The exercise
Write out each line in which the string "Stephanie" is present.

Input rows
Begin
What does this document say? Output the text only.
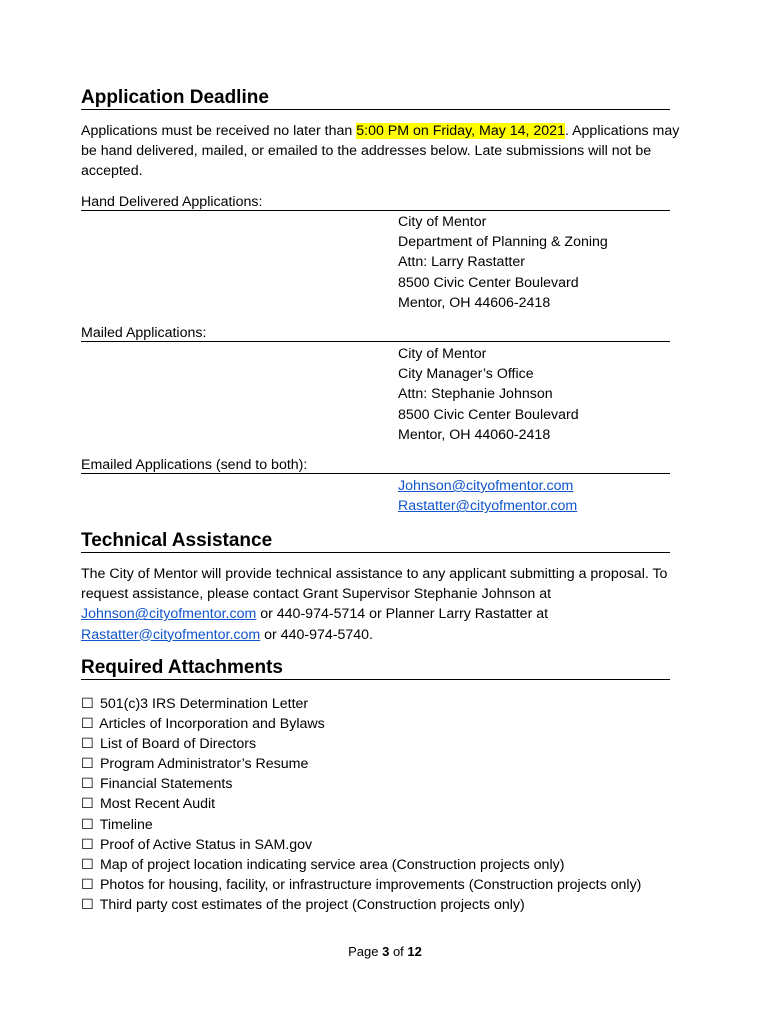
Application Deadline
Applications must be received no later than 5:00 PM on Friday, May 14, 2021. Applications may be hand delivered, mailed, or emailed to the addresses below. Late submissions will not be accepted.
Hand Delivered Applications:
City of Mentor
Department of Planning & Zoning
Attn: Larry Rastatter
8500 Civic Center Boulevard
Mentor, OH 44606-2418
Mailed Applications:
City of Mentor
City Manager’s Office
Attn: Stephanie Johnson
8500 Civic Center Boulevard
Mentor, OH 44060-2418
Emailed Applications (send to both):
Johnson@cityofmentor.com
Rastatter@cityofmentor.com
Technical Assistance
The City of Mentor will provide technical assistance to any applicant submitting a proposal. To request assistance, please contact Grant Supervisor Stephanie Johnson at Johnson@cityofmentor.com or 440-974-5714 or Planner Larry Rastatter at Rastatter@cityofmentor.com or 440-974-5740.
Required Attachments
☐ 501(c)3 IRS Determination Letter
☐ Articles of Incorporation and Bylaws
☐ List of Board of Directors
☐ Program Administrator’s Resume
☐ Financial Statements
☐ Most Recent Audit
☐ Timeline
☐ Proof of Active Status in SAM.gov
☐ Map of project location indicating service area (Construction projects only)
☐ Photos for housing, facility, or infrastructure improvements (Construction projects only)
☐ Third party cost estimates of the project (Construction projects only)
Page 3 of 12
End
Begin
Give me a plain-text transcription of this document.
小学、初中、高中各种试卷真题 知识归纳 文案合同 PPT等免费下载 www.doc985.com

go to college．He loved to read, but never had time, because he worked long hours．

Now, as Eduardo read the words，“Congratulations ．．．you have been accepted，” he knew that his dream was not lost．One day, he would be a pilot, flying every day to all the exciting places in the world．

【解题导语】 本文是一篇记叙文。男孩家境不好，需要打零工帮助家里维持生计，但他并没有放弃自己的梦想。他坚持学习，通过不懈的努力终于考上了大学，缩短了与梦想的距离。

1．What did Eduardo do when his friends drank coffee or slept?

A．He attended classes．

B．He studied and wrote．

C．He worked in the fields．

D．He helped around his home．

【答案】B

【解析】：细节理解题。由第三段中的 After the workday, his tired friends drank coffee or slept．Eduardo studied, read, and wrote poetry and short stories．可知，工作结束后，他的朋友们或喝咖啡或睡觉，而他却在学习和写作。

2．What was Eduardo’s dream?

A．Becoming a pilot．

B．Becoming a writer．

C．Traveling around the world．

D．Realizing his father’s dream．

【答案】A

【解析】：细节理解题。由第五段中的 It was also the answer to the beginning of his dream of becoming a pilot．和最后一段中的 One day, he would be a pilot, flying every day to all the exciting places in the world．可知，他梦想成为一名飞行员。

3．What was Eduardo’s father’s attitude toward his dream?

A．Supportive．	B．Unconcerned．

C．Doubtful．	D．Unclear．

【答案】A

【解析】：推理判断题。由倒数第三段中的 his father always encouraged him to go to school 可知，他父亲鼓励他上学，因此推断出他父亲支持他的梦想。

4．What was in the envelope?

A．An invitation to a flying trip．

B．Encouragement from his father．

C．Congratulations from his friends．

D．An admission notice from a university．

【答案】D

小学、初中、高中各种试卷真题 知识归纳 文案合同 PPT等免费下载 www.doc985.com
End
Begin
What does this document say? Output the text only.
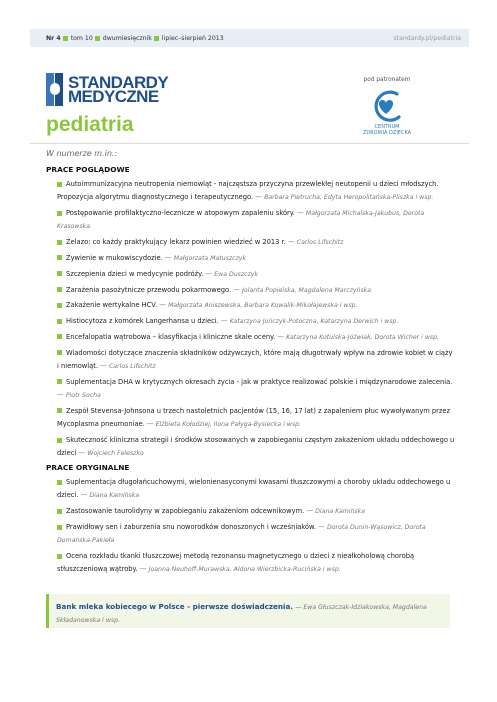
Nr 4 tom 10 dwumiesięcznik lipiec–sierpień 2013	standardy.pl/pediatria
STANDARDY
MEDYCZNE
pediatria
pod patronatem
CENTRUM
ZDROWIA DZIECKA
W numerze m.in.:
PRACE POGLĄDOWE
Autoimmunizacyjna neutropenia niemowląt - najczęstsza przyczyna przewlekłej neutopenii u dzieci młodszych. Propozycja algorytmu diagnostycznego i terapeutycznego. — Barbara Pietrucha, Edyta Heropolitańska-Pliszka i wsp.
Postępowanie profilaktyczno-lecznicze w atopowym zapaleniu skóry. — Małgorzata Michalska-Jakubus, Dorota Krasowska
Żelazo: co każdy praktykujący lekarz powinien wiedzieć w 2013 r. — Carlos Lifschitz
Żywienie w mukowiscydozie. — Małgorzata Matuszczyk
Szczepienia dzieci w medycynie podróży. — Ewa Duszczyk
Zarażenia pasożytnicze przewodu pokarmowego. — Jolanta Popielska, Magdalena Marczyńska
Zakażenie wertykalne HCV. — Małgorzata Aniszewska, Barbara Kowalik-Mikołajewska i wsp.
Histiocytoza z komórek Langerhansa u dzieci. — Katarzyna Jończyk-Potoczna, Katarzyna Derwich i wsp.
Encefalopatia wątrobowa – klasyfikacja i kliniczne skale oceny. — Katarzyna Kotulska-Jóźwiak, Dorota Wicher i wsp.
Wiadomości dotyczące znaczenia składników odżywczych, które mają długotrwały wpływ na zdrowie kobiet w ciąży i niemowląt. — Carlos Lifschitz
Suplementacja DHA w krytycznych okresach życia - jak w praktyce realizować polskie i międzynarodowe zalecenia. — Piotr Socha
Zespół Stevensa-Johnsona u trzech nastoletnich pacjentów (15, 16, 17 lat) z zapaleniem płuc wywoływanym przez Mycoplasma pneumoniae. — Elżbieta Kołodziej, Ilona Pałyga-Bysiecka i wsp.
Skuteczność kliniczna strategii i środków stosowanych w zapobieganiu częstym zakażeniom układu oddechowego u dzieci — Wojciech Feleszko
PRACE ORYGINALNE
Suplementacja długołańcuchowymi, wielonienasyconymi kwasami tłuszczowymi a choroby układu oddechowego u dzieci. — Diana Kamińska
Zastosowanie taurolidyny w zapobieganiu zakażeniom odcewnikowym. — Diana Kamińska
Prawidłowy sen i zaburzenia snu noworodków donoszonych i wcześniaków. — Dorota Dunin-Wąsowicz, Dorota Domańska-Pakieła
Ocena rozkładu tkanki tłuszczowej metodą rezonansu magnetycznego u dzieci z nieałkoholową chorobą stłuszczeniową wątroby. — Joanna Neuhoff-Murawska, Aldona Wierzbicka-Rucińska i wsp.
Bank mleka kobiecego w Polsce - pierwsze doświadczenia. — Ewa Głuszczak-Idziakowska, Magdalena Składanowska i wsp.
End
The result
Attn: Stephanie Johnson
The City of Mentor will provide technical assistance to any applicant submitting a proposal. To request assistance, please contact Grant Supervisor Stephanie Johnson at Johnson@cityofmentor.com or 440-974-5714 or Planner Larry Rastatter at Rastatter@cityofmentor.com or 440-974-5740.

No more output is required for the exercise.